→ DATASET EXCERPTS:
───

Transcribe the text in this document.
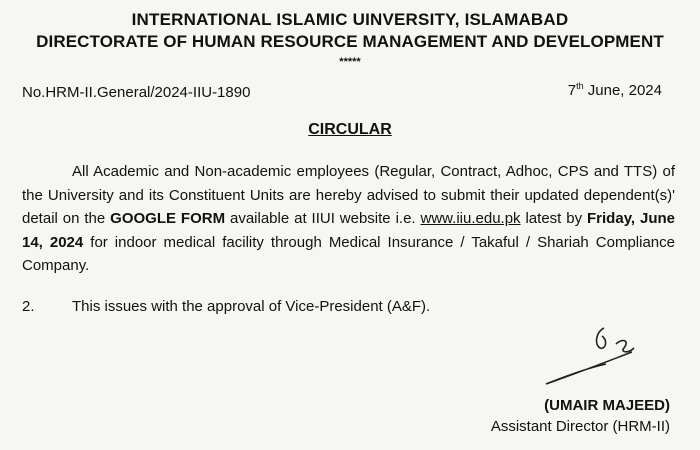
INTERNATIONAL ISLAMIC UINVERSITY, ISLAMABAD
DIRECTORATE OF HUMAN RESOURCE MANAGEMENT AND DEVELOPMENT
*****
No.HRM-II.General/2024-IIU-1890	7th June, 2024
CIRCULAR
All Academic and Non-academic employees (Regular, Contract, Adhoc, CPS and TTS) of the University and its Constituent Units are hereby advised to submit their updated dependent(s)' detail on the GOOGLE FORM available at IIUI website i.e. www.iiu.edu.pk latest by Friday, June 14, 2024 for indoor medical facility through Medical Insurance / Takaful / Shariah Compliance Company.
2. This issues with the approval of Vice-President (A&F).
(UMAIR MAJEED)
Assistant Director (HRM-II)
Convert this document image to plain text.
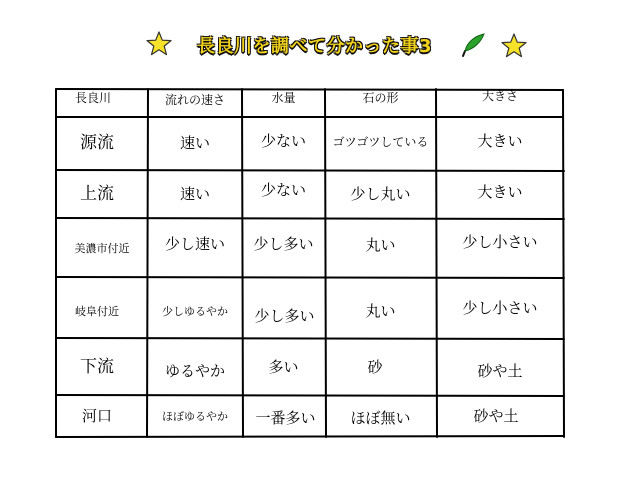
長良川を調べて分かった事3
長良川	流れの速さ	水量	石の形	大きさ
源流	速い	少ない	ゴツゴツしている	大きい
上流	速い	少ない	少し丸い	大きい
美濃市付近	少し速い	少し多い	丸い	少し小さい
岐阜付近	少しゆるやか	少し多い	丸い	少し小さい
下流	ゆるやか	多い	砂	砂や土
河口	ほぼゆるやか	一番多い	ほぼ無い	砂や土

───

→ STATED TASK: Output the material word for word, omitting its pictures.

→ ANSWER TO THE EXERCISE:
Transcribe the text in this document.
INTERNATIONAL ISLAMIC UINVERSITY, ISLAMABAD
DIRECTORATE OF HUMAN RESOURCE MANAGEMENT AND DEVELOPMENT
*****
No.HRM-II.General/2024-IIU-1890	7th June, 2024
CIRCULAR
All Academic and Non-academic employees (Regular, Contract, Adhoc, CPS and TTS) of the University and its Constituent Units are hereby advised to submit their updated dependent(s)' detail on the GOOGLE FORM available at IIUI website i.e. www.iiu.edu.pk latest by Friday, June 14, 2024 for indoor medical facility through Medical Insurance / Takaful / Shariah Compliance Company.
2. This issues with the approval of Vice-President (A&F).
(UMAIR MAJEED)
Assistant Director (HRM-II)
Convert this document image to plain text.
長良川を調べて分かった事3
長良川	流れの速さ	水量	石の形	大きさ
源流	速い	少ない	ゴツゴツしている	大きい
上流	速い	少ない	少し丸い	大きい
美濃市付近	少し速い	少し多い	丸い	少し小さい
岐阜付近	少しゆるやか	少し多い	丸い	少し小さい
下流	ゆるやか	多い	砂	砂や土
河口	ほぼゆるやか	一番多い	ほぼ無い	砂や土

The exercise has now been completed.